** BEGIN **
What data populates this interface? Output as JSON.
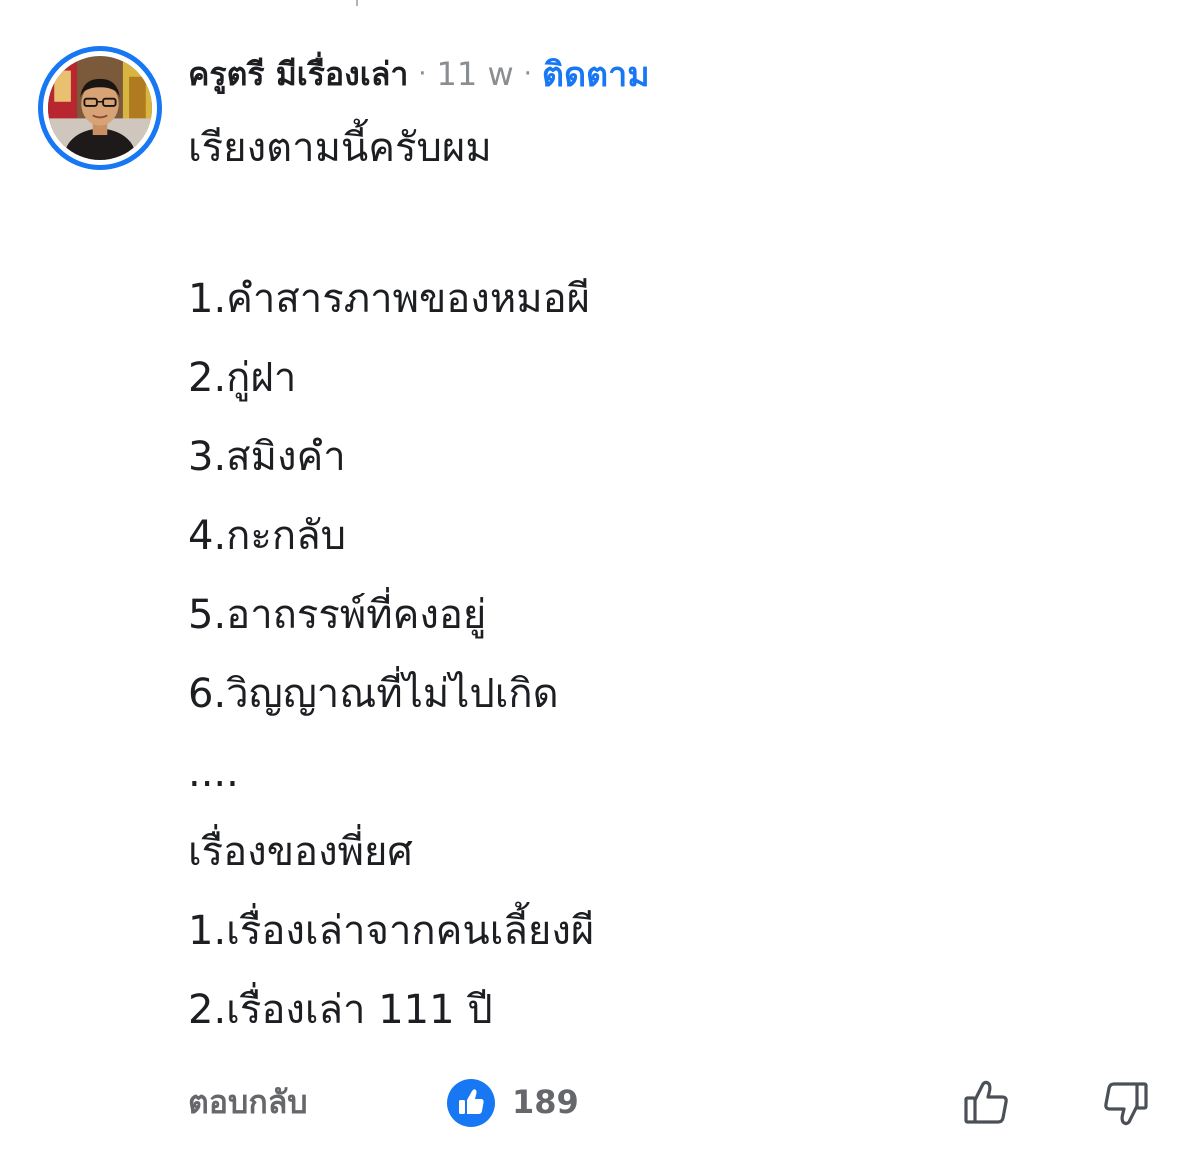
** END **
** BEGIN **
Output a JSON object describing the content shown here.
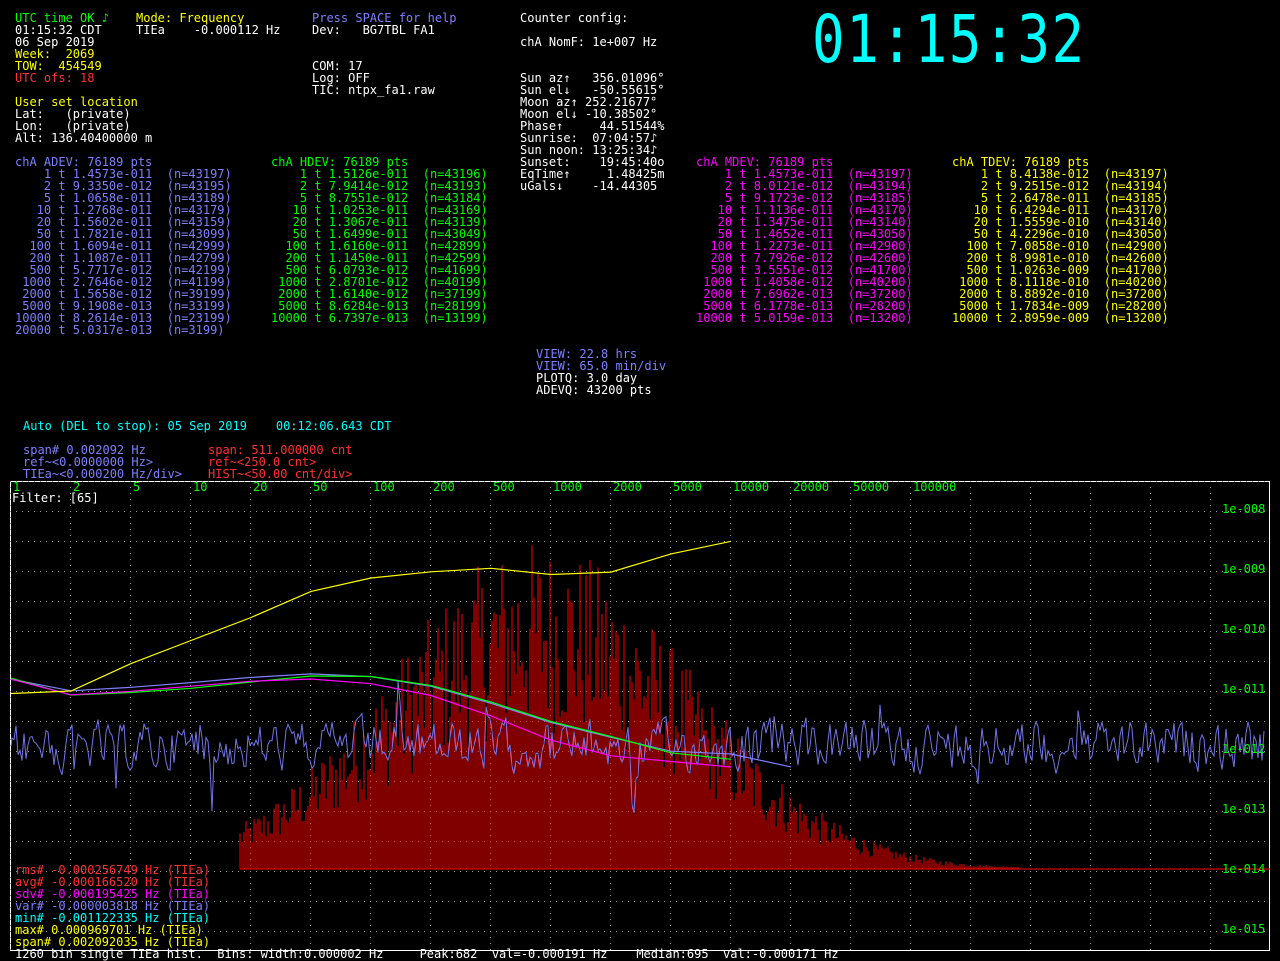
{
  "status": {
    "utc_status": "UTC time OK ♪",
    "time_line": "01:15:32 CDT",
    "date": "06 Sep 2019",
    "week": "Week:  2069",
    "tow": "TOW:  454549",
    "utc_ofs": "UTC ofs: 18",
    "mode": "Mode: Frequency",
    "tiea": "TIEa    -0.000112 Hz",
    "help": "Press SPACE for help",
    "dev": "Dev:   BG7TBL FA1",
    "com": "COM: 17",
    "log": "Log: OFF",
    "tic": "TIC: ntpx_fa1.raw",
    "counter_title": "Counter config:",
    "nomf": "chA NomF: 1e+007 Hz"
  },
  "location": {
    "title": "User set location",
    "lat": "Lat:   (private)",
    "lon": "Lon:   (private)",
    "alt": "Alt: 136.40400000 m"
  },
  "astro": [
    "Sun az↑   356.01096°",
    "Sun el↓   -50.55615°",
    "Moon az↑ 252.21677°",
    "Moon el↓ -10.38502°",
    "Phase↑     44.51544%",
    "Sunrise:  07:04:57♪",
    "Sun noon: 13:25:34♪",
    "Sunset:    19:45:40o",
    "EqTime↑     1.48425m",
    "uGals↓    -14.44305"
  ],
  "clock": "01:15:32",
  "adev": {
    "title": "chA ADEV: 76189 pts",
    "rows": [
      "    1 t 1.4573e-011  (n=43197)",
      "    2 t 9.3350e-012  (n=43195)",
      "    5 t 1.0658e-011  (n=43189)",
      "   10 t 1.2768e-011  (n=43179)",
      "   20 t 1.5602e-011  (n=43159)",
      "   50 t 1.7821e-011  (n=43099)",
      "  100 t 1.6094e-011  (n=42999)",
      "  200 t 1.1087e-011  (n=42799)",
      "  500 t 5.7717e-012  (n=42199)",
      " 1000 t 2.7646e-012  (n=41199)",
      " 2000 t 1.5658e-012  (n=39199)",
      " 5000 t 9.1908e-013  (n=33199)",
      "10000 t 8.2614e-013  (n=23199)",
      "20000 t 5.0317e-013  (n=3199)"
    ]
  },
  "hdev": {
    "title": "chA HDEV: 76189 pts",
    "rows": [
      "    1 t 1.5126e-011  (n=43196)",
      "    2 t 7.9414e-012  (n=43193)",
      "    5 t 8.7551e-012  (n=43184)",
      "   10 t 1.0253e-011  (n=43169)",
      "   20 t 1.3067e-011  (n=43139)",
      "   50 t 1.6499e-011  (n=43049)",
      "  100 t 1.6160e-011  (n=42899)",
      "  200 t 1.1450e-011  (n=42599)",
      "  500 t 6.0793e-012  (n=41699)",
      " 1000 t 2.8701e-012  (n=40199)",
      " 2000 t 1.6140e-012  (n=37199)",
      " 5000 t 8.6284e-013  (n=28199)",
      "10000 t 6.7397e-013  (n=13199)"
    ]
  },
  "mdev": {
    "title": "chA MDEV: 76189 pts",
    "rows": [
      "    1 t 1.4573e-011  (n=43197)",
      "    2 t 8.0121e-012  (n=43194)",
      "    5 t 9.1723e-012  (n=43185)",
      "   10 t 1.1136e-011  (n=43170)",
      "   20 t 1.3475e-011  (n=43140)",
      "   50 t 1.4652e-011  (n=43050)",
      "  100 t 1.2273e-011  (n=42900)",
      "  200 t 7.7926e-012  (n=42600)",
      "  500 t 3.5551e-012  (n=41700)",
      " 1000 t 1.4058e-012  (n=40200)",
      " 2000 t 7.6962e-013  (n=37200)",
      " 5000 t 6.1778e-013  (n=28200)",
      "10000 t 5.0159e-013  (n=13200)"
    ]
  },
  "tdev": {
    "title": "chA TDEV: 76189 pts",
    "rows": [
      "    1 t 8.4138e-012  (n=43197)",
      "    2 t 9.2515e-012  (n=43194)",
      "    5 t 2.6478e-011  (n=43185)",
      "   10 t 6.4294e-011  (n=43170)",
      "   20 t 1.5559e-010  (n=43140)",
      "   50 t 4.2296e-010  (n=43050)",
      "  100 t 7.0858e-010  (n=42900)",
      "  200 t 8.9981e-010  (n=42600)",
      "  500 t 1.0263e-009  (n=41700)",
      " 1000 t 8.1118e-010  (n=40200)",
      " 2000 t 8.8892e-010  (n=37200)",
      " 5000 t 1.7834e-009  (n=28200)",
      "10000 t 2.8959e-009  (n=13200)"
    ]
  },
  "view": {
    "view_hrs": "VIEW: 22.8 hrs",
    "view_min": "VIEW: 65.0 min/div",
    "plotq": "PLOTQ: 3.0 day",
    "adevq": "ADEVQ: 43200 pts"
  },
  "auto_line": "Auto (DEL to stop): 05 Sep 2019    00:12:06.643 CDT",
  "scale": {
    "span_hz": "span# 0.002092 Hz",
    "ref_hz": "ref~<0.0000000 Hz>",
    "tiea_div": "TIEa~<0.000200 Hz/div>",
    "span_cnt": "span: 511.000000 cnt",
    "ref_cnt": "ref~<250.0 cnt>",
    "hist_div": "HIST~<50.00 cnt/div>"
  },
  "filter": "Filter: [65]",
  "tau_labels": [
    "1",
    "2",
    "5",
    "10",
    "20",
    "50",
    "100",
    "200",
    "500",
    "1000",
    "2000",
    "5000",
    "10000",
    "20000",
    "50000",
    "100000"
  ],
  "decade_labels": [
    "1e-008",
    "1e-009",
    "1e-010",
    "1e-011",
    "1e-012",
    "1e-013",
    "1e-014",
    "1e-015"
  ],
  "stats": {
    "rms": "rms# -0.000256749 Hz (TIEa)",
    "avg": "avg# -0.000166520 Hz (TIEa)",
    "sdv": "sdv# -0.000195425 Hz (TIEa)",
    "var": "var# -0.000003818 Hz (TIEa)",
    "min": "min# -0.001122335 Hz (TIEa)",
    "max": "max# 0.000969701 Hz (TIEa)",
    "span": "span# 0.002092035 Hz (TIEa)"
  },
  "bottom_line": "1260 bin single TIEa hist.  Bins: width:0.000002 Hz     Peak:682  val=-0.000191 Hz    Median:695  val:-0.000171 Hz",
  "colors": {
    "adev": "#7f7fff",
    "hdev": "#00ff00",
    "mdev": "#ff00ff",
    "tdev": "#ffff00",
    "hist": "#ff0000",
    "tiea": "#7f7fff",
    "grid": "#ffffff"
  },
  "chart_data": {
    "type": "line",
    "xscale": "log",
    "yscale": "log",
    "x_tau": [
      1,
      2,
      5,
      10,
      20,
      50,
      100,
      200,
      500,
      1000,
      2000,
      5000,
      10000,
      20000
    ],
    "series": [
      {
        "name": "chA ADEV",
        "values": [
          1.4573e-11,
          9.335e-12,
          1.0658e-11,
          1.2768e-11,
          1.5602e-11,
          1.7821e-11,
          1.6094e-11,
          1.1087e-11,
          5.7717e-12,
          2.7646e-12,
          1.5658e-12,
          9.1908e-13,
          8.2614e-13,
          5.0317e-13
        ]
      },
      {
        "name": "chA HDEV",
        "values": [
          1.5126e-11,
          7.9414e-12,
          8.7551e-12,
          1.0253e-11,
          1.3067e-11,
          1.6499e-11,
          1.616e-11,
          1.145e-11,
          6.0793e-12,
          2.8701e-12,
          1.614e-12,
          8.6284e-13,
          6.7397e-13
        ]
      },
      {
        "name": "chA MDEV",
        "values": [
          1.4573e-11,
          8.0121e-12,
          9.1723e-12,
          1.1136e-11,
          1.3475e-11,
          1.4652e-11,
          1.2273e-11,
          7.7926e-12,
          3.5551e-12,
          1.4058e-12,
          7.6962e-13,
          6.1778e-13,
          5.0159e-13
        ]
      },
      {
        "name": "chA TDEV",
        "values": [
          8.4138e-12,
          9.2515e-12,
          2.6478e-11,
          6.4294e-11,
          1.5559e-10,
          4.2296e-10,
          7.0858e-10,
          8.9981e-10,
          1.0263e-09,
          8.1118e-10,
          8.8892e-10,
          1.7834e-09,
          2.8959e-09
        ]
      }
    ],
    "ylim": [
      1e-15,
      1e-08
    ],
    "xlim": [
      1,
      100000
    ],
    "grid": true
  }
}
** END **
** BEGIN **
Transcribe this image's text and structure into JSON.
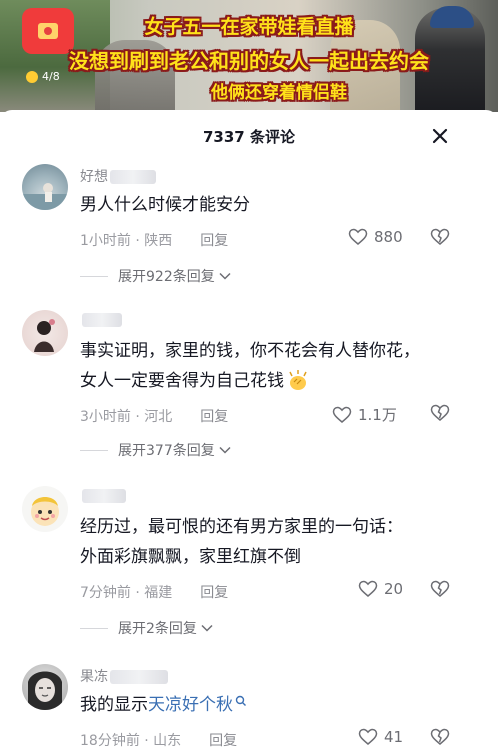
** END **
From the entries above, copy every line containing the word "this".

What data populates this interface? Output as JSON.
Transcribe this image's text and structure into JSON.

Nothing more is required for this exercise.